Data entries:
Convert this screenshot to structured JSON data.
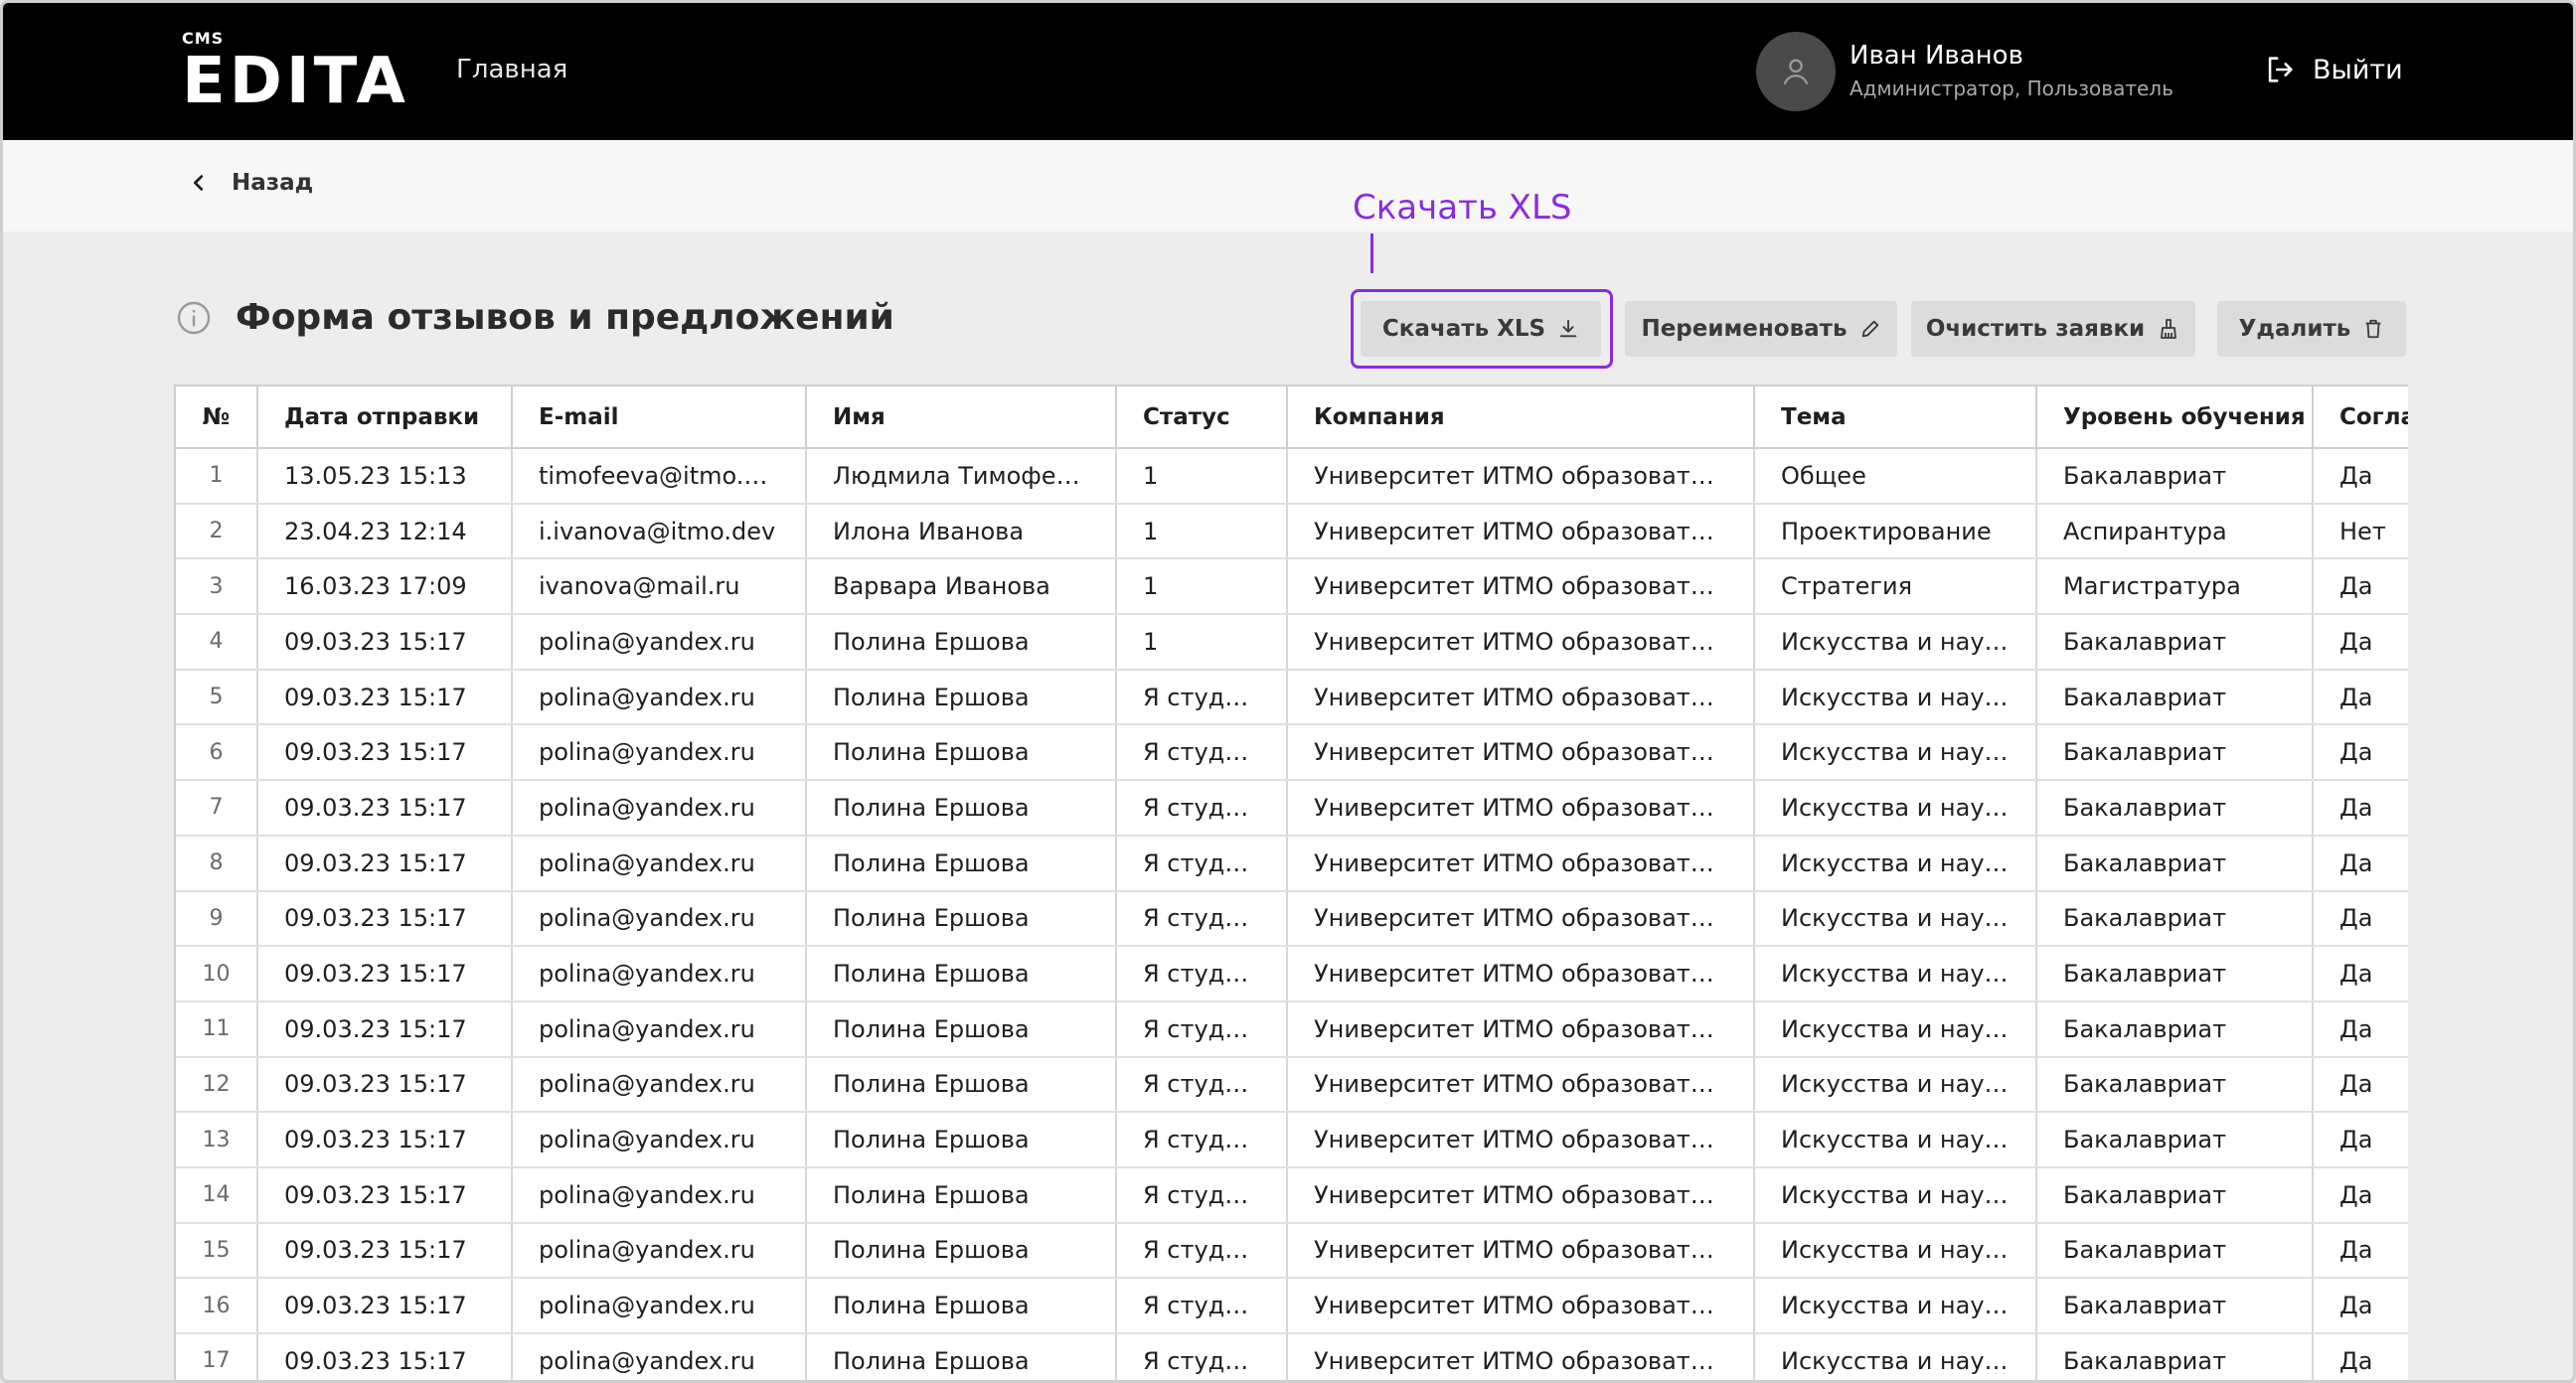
{
  "header": {
    "logo_small": "CMS",
    "logo_main": "EDITA",
    "nav_home": "Главная",
    "user_name": "Иван Иванов",
    "user_role": "Администратор, Пользователь",
    "logout_label": "Выйти"
  },
  "subheader": {
    "back_label": "Назад"
  },
  "annotation": {
    "label": "Скачать XLS",
    "color": "#8a2be2"
  },
  "page": {
    "title": "Форма отзывов и предложений"
  },
  "toolbar": {
    "download_label": "Скачать XLS",
    "rename_label": "Переименовать",
    "clear_label": "Очистить заявки",
    "delete_label": "Удалить"
  },
  "table": {
    "columns": [
      "№",
      "Дата отправки",
      "E-mail",
      "Имя",
      "Статус",
      "Компания",
      "Тема",
      "Уровень обучения",
      "Согла"
    ],
    "rows": [
      [
        "1",
        "13.05.23 15:13",
        "timofeeva@itmo.dev",
        "Людмила Тимофеева",
        "1",
        "Университет ИТМО образовател...",
        "Общее",
        "Бакалавриат",
        "Да"
      ],
      [
        "2",
        "23.04.23 12:14",
        "i.ivanova@itmo.dev",
        "Илона Иванова",
        "1",
        "Университет ИТМО образовател...",
        "Проектирование",
        "Аспирантура",
        "Нет"
      ],
      [
        "3",
        "16.03.23 17:09",
        "ivanova@mail.ru",
        "Варвара Иванова",
        "1",
        "Университет ИТМО образовател...",
        "Стратегия",
        "Магистратура",
        "Да"
      ],
      [
        "4",
        "09.03.23 15:17",
        "polina@yandex.ru",
        "Полина Ершова",
        "1",
        "Университет ИТМО образовател...",
        "Искусства и науки",
        "Бакалавриат",
        "Да"
      ],
      [
        "5",
        "09.03.23 15:17",
        "polina@yandex.ru",
        "Полина Ершова",
        "Я студент",
        "Университет ИТМО образовател...",
        "Искусства и науки",
        "Бакалавриат",
        "Да"
      ],
      [
        "6",
        "09.03.23 15:17",
        "polina@yandex.ru",
        "Полина Ершова",
        "Я студент",
        "Университет ИТМО образовател...",
        "Искусства и науки",
        "Бакалавриат",
        "Да"
      ],
      [
        "7",
        "09.03.23 15:17",
        "polina@yandex.ru",
        "Полина Ершова",
        "Я студент",
        "Университет ИТМО образовател...",
        "Искусства и науки",
        "Бакалавриат",
        "Да"
      ],
      [
        "8",
        "09.03.23 15:17",
        "polina@yandex.ru",
        "Полина Ершова",
        "Я студент",
        "Университет ИТМО образовател...",
        "Искусства и науки",
        "Бакалавриат",
        "Да"
      ],
      [
        "9",
        "09.03.23 15:17",
        "polina@yandex.ru",
        "Полина Ершова",
        "Я студент",
        "Университет ИТМО образовател...",
        "Искусства и науки",
        "Бакалавриат",
        "Да"
      ],
      [
        "10",
        "09.03.23 15:17",
        "polina@yandex.ru",
        "Полина Ершова",
        "Я студент",
        "Университет ИТМО образовател...",
        "Искусства и науки",
        "Бакалавриат",
        "Да"
      ],
      [
        "11",
        "09.03.23 15:17",
        "polina@yandex.ru",
        "Полина Ершова",
        "Я студент",
        "Университет ИТМО образовател...",
        "Искусства и науки",
        "Бакалавриат",
        "Да"
      ],
      [
        "12",
        "09.03.23 15:17",
        "polina@yandex.ru",
        "Полина Ершова",
        "Я студент",
        "Университет ИТМО образовател...",
        "Искусства и науки",
        "Бакалавриат",
        "Да"
      ],
      [
        "13",
        "09.03.23 15:17",
        "polina@yandex.ru",
        "Полина Ершова",
        "Я студент",
        "Университет ИТМО образовател...",
        "Искусства и науки",
        "Бакалавриат",
        "Да"
      ],
      [
        "14",
        "09.03.23 15:17",
        "polina@yandex.ru",
        "Полина Ершова",
        "Я студент",
        "Университет ИТМО образовател...",
        "Искусства и науки",
        "Бакалавриат",
        "Да"
      ],
      [
        "15",
        "09.03.23 15:17",
        "polina@yandex.ru",
        "Полина Ершова",
        "Я студент",
        "Университет ИТМО образовател...",
        "Искусства и науки",
        "Бакалавриат",
        "Да"
      ],
      [
        "16",
        "09.03.23 15:17",
        "polina@yandex.ru",
        "Полина Ершова",
        "Я студент",
        "Университет ИТМО образовател...",
        "Искусства и науки",
        "Бакалавриат",
        "Да"
      ],
      [
        "17",
        "09.03.23 15:17",
        "polina@yandex.ru",
        "Полина Ершова",
        "Я студент",
        "Университет ИТМО образовател...",
        "Искусства и науки",
        "Бакалавриат",
        "Да"
      ]
    ]
  }
}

WRITTEN REQUEST =>
Pull out each line of the entries that contains "itmo".

RESPONSE BELOW =>
        "timofeeva@itmo.dev",
        "i.ivanova@itmo.dev",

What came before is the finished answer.